(Dataset excerpt)
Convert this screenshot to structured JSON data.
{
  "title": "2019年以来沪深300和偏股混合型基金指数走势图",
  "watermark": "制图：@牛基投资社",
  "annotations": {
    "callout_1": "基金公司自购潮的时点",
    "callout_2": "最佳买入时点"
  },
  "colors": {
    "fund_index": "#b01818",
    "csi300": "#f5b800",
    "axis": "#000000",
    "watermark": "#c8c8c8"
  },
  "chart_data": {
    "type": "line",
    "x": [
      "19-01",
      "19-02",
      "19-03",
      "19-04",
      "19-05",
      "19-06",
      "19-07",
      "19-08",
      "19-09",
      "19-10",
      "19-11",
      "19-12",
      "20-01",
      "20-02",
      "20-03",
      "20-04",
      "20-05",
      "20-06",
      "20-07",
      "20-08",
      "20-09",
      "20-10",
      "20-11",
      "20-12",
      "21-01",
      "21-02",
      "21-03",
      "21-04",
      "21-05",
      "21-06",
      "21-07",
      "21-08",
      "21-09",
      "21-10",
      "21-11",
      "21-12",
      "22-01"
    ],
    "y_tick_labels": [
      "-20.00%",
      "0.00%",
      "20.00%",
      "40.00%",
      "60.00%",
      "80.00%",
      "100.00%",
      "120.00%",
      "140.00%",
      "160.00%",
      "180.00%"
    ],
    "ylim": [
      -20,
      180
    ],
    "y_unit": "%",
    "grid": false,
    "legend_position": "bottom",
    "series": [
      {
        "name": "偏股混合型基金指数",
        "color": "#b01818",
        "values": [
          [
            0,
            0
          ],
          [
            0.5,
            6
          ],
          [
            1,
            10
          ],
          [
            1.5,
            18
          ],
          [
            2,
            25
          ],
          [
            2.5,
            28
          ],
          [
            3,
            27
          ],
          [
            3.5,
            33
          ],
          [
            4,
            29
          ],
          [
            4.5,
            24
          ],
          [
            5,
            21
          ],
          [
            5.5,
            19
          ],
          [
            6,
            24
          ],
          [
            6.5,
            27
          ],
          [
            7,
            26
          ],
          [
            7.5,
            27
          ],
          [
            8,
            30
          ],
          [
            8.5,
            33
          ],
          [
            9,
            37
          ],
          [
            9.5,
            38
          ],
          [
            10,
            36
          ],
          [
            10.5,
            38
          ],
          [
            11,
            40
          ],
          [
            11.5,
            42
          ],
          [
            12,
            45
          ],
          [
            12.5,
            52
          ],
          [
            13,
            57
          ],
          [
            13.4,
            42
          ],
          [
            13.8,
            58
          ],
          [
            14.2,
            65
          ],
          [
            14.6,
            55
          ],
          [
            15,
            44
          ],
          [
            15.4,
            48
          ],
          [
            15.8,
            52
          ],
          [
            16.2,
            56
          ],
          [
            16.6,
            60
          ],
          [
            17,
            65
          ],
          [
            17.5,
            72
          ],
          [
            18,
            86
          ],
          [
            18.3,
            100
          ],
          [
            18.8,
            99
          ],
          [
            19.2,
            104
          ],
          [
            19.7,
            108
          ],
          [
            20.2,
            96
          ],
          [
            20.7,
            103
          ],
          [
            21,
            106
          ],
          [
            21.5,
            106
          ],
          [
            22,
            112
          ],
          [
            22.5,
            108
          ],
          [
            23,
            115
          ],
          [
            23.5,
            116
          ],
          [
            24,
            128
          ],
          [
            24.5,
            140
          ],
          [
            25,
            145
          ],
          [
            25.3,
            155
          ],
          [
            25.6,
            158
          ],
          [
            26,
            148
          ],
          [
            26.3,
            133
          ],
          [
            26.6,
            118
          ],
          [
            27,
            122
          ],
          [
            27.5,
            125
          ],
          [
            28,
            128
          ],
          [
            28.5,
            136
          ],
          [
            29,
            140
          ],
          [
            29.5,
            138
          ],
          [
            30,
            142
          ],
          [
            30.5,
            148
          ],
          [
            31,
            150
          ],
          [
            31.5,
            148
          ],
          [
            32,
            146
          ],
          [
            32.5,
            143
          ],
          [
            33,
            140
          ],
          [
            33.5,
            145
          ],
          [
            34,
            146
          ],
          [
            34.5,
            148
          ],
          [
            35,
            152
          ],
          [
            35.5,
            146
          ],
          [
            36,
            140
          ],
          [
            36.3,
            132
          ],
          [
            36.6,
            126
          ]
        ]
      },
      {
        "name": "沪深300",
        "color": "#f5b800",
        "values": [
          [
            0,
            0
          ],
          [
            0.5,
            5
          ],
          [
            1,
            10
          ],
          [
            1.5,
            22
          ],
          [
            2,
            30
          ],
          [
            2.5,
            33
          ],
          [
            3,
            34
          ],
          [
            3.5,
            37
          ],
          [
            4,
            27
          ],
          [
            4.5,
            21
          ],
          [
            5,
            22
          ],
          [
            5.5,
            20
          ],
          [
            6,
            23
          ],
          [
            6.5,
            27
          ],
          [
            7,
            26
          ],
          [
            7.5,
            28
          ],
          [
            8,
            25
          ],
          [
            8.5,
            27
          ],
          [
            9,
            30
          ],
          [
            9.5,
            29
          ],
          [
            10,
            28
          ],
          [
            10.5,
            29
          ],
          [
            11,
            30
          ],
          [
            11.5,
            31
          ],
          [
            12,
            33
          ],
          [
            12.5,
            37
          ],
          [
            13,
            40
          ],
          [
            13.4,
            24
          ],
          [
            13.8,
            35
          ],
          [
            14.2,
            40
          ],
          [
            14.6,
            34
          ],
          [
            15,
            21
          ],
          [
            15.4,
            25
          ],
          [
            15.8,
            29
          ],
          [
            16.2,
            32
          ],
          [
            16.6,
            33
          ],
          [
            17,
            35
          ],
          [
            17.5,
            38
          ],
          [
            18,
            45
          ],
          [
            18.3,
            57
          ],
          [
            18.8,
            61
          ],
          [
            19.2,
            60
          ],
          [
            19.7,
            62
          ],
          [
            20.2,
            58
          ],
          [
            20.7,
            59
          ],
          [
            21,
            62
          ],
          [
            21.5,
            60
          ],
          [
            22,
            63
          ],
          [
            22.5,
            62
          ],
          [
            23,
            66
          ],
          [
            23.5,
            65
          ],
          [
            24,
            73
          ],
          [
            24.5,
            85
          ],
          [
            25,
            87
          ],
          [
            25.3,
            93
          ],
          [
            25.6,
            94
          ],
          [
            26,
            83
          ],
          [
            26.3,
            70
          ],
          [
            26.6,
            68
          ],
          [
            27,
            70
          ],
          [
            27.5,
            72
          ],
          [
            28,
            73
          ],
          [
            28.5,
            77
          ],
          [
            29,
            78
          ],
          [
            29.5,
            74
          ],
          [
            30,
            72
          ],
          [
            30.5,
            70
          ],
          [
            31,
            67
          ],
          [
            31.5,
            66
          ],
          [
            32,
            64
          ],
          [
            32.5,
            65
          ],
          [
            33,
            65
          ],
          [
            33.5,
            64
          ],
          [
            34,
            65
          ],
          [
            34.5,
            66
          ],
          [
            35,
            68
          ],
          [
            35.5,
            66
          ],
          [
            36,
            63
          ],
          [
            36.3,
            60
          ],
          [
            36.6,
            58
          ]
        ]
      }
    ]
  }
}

* _The exercise_: Print the records above exactly as they appear.

* _Solved problem_:
Convert this screenshot to structured JSON data.
{
  "title": "2019年以来沪深300和偏股混合型基金指数走势图",
  "watermark": "制图：@牛基投资社",
  "annotations": {
    "callout_1": "基金公司自购潮的时点",
    "callout_2": "最佳买入时点"
  },
  "colors": {
    "fund_index": "#b01818",
    "csi300": "#f5b800",
    "axis": "#000000",
    "watermark": "#c8c8c8"
  },
  "chart_data": {
    "type": "line",
    "x": [
      "19-01",
      "19-02",
      "19-03",
      "19-04",
      "19-05",
      "19-06",
      "19-07",
      "19-08",
      "19-09",
      "19-10",
      "19-11",
      "19-12",
      "20-01",
      "20-02",
      "20-03",
      "20-04",
      "20-05",
      "20-06",
      "20-07",
      "20-08",
      "20-09",
      "20-10",
      "20-11",
      "20-12",
      "21-01",
      "21-02",
      "21-03",
      "21-04",
      "21-05",
      "21-06",
      "21-07",
      "21-08",
      "21-09",
      "21-10",
      "21-11",
      "21-12",
      "22-01"
    ],
    "y_tick_labels": [
      "-20.00%",
      "0.00%",
      "20.00%",
      "40.00%",
      "60.00%",
      "80.00%",
      "100.00%",
      "120.00%",
      "140.00%",
      "160.00%",
      "180.00%"
    ],
    "ylim": [
      -20,
      180
    ],
    "y_unit": "%",
    "grid": false,
    "legend_position": "bottom",
    "series": [
      {
        "name": "偏股混合型基金指数",
        "color": "#b01818",
        "values": [
          [
            0,
            0
          ],
          [
            0.5,
            6
          ],
          [
            1,
            10
          ],
          [
            1.5,
            18
          ],
          [
            2,
            25
          ],
          [
            2.5,
            28
          ],
          [
            3,
            27
          ],
          [
            3.5,
            33
          ],
          [
            4,
            29
          ],
          [
            4.5,
            24
          ],
          [
            5,
            21
          ],
          [
            5.5,
            19
          ],
          [
            6,
            24
          ],
          [
            6.5,
            27
          ],
          [
            7,
            26
          ],
          [
            7.5,
            27
          ],
          [
            8,
            30
          ],
          [
            8.5,
            33
          ],
          [
            9,
            37
          ],
          [
            9.5,
            38
          ],
          [
            10,
            36
          ],
          [
            10.5,
            38
          ],
          [
            11,
            40
          ],
          [
            11.5,
            42
          ],
          [
            12,
            45
          ],
          [
            12.5,
            52
          ],
          [
            13,
            57
          ],
          [
            13.4,
            42
          ],
          [
            13.8,
            58
          ],
          [
            14.2,
            65
          ],
          [
            14.6,
            55
          ],
          [
            15,
            44
          ],
          [
            15.4,
            48
          ],
          [
            15.8,
            52
          ],
          [
            16.2,
            56
          ],
          [
            16.6,
            60
          ],
          [
            17,
            65
          ],
          [
            17.5,
            72
          ],
          [
            18,
            86
          ],
          [
            18.3,
            100
          ],
          [
            18.8,
            99
          ],
          [
            19.2,
            104
          ],
          [
            19.7,
            108
          ],
          [
            20.2,
            96
          ],
          [
            20.7,
            103
          ],
          [
            21,
            106
          ],
          [
            21.5,
            106
          ],
          [
            22,
            112
          ],
          [
            22.5,
            108
          ],
          [
            23,
            115
          ],
          [
            23.5,
            116
          ],
          [
            24,
            128
          ],
          [
            24.5,
            140
          ],
          [
            25,
            145
          ],
          [
            25.3,
            155
          ],
          [
            25.6,
            158
          ],
          [
            26,
            148
          ],
          [
            26.3,
            133
          ],
          [
            26.6,
            118
          ],
          [
            27,
            122
          ],
          [
            27.5,
            125
          ],
          [
            28,
            128
          ],
          [
            28.5,
            136
          ],
          [
            29,
            140
          ],
          [
            29.5,
            138
          ],
          [
            30,
            142
          ],
          [
            30.5,
            148
          ],
          [
            31,
            150
          ],
          [
            31.5,
            148
          ],
          [
            32,
            146
          ],
          [
            32.5,
            143
          ],
          [
            33,
            140
          ],
          [
            33.5,
            145
          ],
          [
            34,
            146
          ],
          [
            34.5,
            148
          ],
          [
            35,
            152
          ],
          [
            35.5,
            146
          ],
          [
            36,
            140
          ],
          [
            36.3,
            132
          ],
          [
            36.6,
            126
          ]
        ]
      },
      {
        "name": "沪深300",
        "color": "#f5b800",
        "values": [
          [
            0,
            0
          ],
          [
            0.5,
            5
          ],
          [
            1,
            10
          ],
          [
            1.5,
            22
          ],
          [
            2,
            30
          ],
          [
            2.5,
            33
          ],
          [
            3,
            34
          ],
          [
            3.5,
            37
          ],
          [
            4,
            27
          ],
          [
            4.5,
            21
          ],
          [
            5,
            22
          ],
          [
            5.5,
            20
          ],
          [
            6,
            23
          ],
          [
            6.5,
            27
          ],
          [
            7,
            26
          ],
          [
            7.5,
            28
          ],
          [
            8,
            25
          ],
          [
            8.5,
            27
          ],
          [
            9,
            30
          ],
          [
            9.5,
            29
          ],
          [
            10,
            28
          ],
          [
            10.5,
            29
          ],
          [
            11,
            30
          ],
          [
            11.5,
            31
          ],
          [
            12,
            33
          ],
          [
            12.5,
            37
          ],
          [
            13,
            40
          ],
          [
            13.4,
            24
          ],
          [
            13.8,
            35
          ],
          [
            14.2,
            40
          ],
          [
            14.6,
            34
          ],
          [
            15,
            21
          ],
          [
            15.4,
            25
          ],
          [
            15.8,
            29
          ],
          [
            16.2,
            32
          ],
          [
            16.6,
            33
          ],
          [
            17,
            35
          ],
          [
            17.5,
            38
          ],
          [
            18,
            45
          ],
          [
            18.3,
            57
          ],
          [
            18.8,
            61
          ],
          [
            19.2,
            60
          ],
          [
            19.7,
            62
          ],
          [
            20.2,
            58
          ],
          [
            20.7,
            59
          ],
          [
            21,
            62
          ],
          [
            21.5,
            60
          ],
          [
            22,
            63
          ],
          [
            22.5,
            62
          ],
          [
            23,
            66
          ],
          [
            23.5,
            65
          ],
          [
            24,
            73
          ],
          [
            24.5,
            85
          ],
          [
            25,
            87
          ],
          [
            25.3,
            93
          ],
          [
            25.6,
            94
          ],
          [
            26,
            83
          ],
          [
            26.3,
            70
          ],
          [
            26.6,
            68
          ],
          [
            27,
            70
          ],
          [
            27.5,
            72
          ],
          [
            28,
            73
          ],
          [
            28.5,
            77
          ],
          [
            29,
            78
          ],
          [
            29.5,
            74
          ],
          [
            30,
            72
          ],
          [
            30.5,
            70
          ],
          [
            31,
            67
          ],
          [
            31.5,
            66
          ],
          [
            32,
            64
          ],
          [
            32.5,
            65
          ],
          [
            33,
            65
          ],
          [
            33.5,
            64
          ],
          [
            34,
            65
          ],
          [
            34.5,
            66
          ],
          [
            35,
            68
          ],
          [
            35.5,
            66
          ],
          [
            36,
            63
          ],
          [
            36.3,
            60
          ],
          [
            36.6,
            58
          ]
        ]
      }
    ]
  }
}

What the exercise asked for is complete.